Items listed in a dataset
-- Start --
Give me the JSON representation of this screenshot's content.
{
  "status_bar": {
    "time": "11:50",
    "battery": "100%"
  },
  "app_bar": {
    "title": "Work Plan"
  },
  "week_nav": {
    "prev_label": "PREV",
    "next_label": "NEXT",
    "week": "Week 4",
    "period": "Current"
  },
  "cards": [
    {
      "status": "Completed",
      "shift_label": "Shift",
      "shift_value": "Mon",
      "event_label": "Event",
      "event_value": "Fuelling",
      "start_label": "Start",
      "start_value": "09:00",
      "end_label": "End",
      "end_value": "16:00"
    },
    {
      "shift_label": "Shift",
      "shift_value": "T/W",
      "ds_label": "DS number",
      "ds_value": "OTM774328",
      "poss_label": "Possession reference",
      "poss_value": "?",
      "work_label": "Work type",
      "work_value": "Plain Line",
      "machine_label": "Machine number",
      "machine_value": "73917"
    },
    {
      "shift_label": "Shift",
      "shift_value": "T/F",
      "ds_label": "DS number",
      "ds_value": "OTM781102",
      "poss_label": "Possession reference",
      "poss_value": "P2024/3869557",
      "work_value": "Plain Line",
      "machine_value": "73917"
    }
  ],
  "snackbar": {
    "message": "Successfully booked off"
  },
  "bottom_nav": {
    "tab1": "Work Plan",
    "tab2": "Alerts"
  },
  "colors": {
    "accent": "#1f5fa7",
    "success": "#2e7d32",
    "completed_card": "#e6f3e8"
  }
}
-- End --
EXERCISE BRIEF: Every line of the data above should be reproduced word for word.

REPLY:
Give me the JSON representation of this screenshot's content.
{
  "status_bar": {
    "time": "11:50",
    "battery": "100%"
  },
  "app_bar": {
    "title": "Work Plan"
  },
  "week_nav": {
    "prev_label": "PREV",
    "next_label": "NEXT",
    "week": "Week 4",
    "period": "Current"
  },
  "cards": [
    {
      "status": "Completed",
      "shift_label": "Shift",
      "shift_value": "Mon",
      "event_label": "Event",
      "event_value": "Fuelling",
      "start_label": "Start",
      "start_value": "09:00",
      "end_label": "End",
      "end_value": "16:00"
    },
    {
      "shift_label": "Shift",
      "shift_value": "T/W",
      "ds_label": "DS number",
      "ds_value": "OTM774328",
      "poss_label": "Possession reference",
      "poss_value": "?",
      "work_label": "Work type",
      "work_value": "Plain Line",
      "machine_label": "Machine number",
      "machine_value": "73917"
    },
    {
      "shift_label": "Shift",
      "shift_value": "T/F",
      "ds_label": "DS number",
      "ds_value": "OTM781102",
      "poss_label": "Possession reference",
      "poss_value": "P2024/3869557",
      "work_value": "Plain Line",
      "machine_value": "73917"
    }
  ],
  "snackbar": {
    "message": "Successfully booked off"
  },
  "bottom_nav": {
    "tab1": "Work Plan",
    "tab2": "Alerts"
  },
  "colors": {
    "accent": "#1f5fa7",
    "success": "#2e7d32",
    "completed_card": "#e6f3e8"
  }
}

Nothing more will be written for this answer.